* [Short task] Scan the entries below. List each line with "JSON".

Items listed in a dataset
--- Start ---

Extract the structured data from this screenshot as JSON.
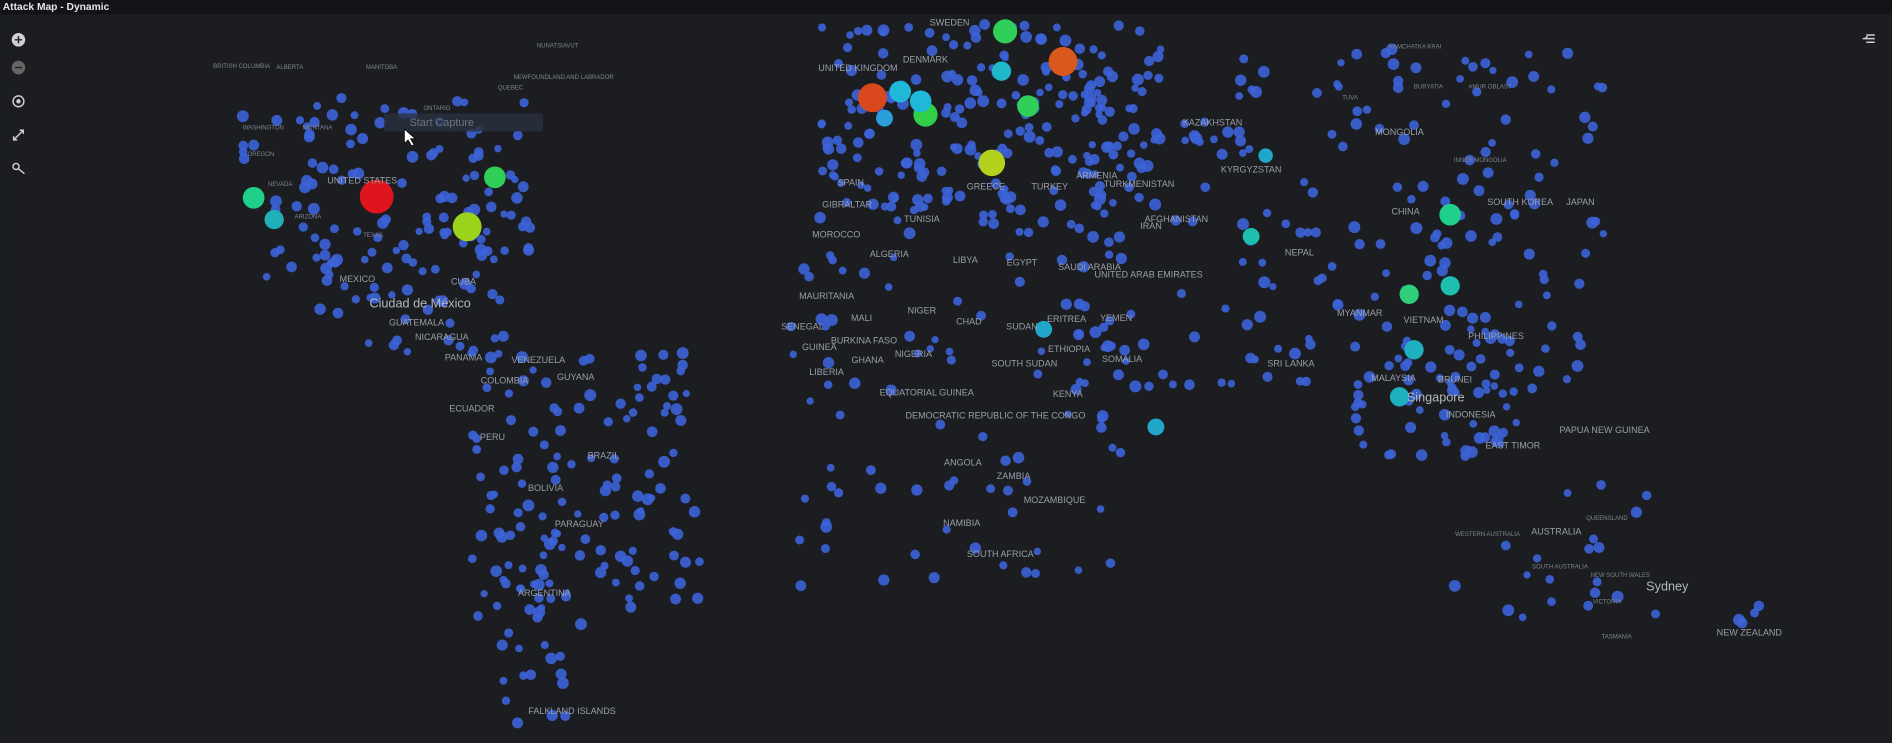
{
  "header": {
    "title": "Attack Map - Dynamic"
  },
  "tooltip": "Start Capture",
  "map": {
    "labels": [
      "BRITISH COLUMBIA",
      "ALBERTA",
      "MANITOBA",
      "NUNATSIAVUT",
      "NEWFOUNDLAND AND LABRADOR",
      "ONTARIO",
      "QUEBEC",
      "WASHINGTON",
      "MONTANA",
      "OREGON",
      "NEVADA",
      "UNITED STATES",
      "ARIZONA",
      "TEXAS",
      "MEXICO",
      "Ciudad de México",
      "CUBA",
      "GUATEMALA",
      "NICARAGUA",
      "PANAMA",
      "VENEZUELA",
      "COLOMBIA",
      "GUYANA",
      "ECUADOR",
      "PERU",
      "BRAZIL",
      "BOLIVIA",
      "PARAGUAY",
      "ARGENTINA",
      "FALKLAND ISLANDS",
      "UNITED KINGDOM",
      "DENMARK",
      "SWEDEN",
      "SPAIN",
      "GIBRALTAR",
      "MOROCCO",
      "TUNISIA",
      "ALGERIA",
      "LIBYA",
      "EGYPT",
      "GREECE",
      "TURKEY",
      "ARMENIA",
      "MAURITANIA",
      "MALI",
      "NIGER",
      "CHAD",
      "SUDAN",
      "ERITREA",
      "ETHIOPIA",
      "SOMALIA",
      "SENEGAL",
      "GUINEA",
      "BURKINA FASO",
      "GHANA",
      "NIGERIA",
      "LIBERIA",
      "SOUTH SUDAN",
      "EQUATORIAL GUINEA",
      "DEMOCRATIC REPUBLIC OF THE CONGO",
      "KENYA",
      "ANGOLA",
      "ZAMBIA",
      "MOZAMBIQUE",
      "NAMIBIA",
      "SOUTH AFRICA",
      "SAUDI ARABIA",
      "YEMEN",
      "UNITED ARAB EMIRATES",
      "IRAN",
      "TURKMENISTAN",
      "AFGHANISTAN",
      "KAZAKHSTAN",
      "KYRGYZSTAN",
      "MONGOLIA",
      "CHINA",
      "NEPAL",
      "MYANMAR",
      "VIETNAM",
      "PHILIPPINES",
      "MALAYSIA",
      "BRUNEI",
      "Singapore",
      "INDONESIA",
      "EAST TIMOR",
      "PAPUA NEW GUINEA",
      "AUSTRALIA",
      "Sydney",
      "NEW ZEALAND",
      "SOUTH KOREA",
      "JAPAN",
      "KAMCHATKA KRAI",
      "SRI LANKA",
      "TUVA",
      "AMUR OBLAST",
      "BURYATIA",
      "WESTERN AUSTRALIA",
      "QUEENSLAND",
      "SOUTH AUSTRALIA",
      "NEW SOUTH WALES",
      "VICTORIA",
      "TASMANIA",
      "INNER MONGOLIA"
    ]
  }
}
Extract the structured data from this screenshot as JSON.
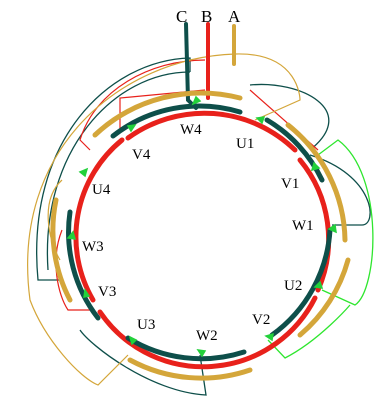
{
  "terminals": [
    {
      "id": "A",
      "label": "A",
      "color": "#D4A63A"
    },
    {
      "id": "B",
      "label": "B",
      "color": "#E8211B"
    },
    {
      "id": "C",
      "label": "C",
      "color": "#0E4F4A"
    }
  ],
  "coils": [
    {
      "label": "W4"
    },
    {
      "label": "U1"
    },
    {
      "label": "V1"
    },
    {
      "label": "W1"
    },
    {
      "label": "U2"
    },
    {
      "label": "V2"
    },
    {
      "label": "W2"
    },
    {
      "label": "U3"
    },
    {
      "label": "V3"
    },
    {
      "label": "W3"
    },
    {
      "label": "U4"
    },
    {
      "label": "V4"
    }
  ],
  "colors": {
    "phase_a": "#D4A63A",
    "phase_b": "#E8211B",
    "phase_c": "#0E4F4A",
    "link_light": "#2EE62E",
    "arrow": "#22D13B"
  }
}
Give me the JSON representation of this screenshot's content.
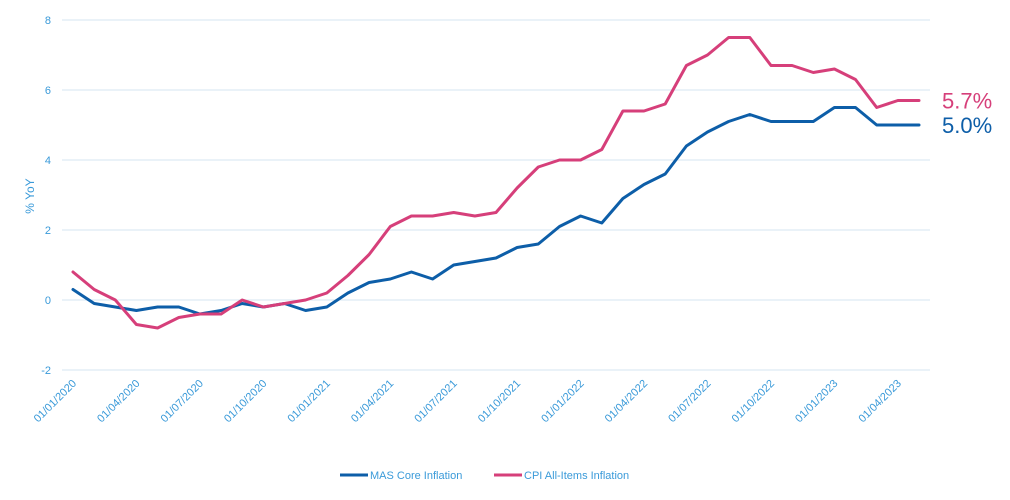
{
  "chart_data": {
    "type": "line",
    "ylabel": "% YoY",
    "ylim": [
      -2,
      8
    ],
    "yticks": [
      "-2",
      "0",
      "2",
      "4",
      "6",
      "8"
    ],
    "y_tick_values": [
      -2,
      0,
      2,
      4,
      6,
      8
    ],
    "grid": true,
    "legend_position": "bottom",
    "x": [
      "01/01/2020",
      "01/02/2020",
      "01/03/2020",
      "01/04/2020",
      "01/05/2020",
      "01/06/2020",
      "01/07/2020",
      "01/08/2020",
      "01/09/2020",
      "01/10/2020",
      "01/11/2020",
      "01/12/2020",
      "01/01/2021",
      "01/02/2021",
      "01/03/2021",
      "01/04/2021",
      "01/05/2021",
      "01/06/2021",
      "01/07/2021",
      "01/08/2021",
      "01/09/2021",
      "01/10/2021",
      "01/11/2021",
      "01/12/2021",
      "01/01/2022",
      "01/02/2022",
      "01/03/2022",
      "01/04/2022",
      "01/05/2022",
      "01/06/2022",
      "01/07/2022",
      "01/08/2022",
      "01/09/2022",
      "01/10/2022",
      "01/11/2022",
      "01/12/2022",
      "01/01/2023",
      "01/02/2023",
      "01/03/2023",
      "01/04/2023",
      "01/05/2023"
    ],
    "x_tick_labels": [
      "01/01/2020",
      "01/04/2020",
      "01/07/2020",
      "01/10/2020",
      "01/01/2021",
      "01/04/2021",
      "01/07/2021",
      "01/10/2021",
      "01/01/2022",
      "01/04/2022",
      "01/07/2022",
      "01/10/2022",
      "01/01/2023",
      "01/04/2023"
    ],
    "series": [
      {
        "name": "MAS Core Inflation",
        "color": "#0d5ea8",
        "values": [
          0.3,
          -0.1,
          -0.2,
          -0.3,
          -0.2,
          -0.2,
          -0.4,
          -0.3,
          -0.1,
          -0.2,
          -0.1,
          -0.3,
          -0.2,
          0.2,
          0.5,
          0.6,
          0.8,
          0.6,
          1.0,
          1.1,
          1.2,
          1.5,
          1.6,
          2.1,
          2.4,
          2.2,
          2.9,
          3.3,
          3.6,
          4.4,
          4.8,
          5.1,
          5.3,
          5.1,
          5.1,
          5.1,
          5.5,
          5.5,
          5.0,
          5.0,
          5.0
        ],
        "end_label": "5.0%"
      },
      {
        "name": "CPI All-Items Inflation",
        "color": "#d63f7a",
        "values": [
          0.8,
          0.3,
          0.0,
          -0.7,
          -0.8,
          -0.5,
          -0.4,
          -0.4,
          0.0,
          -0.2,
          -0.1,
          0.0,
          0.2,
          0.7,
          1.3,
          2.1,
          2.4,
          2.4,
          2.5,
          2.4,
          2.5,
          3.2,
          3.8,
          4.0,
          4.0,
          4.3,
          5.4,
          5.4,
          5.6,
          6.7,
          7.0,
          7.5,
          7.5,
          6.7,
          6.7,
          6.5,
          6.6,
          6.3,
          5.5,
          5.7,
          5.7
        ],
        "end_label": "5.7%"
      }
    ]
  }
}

--- End ---
--- Start ---

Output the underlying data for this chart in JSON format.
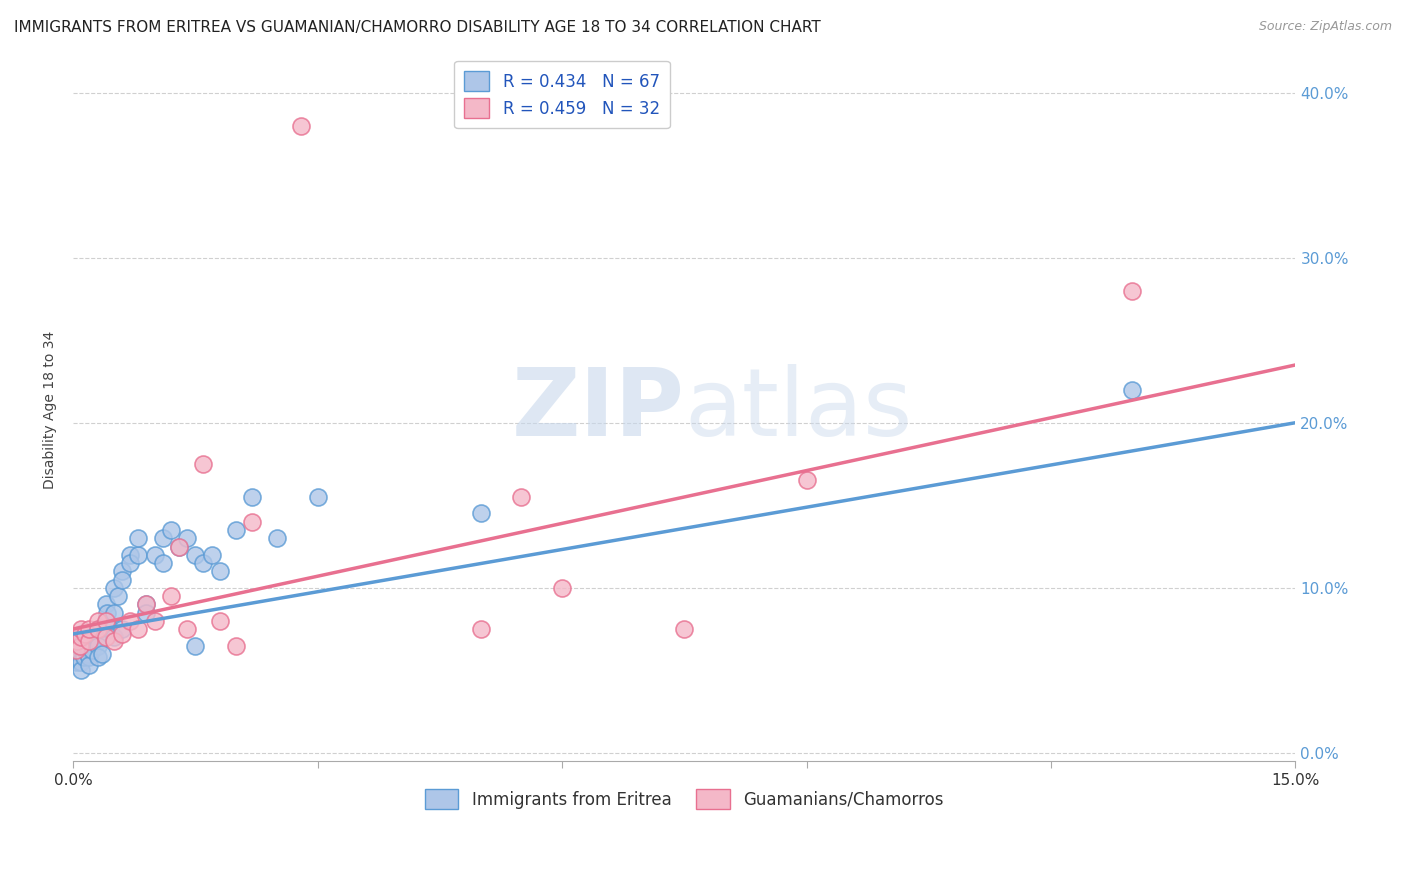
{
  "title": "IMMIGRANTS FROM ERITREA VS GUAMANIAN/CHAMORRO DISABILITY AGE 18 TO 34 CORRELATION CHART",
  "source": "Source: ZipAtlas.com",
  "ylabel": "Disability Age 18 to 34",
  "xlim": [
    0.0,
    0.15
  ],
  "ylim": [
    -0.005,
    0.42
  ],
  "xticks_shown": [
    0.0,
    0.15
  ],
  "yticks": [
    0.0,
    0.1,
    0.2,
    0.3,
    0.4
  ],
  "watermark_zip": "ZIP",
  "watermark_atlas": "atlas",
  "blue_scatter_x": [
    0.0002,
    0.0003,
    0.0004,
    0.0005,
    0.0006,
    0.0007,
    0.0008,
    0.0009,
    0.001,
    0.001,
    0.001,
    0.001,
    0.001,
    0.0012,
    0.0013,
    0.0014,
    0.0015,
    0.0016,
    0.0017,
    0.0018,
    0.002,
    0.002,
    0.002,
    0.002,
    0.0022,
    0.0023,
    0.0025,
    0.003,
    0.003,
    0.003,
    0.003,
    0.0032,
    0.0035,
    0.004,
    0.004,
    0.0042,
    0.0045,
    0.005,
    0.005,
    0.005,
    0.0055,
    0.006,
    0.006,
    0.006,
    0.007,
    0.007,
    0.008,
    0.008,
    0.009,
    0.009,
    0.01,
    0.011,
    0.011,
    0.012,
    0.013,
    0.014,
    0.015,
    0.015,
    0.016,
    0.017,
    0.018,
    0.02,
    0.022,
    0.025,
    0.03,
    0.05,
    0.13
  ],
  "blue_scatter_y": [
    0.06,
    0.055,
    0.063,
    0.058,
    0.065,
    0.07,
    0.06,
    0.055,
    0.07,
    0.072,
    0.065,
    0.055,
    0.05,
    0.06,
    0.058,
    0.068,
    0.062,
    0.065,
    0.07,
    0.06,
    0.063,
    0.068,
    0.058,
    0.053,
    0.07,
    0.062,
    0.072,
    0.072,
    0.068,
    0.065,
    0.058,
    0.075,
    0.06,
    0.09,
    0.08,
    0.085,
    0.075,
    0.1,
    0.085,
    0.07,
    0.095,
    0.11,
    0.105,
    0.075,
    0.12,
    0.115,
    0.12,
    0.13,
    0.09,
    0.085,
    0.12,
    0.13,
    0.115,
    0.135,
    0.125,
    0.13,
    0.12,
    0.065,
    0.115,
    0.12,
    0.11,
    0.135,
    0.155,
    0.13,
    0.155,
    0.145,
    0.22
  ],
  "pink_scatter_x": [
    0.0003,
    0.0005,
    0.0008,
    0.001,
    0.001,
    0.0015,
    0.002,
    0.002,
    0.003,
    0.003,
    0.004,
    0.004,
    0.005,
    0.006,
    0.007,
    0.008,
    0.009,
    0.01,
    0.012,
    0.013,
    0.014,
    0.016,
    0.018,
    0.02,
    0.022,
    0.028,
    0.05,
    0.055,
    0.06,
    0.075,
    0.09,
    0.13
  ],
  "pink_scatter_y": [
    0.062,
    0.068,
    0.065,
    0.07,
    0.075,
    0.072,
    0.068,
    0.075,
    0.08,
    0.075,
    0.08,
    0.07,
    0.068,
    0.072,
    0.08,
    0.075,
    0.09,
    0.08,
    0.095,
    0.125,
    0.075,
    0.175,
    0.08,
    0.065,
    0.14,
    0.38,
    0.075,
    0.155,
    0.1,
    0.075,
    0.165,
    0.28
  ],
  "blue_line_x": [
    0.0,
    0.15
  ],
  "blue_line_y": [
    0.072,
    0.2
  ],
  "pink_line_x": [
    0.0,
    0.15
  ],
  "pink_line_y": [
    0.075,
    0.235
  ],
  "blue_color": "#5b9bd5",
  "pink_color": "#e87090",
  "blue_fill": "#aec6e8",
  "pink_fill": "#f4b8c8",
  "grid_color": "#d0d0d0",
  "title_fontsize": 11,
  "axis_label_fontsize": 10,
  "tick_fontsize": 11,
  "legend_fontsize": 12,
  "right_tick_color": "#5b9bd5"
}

--- End ---

* [Written reply]
Extract the structured data from this screenshot as JSON.
Extract the structured data from this screenshot as JSON.
Give me the JSON representation of this screenshot's content.
Output the underlying data for this chart in JSON format.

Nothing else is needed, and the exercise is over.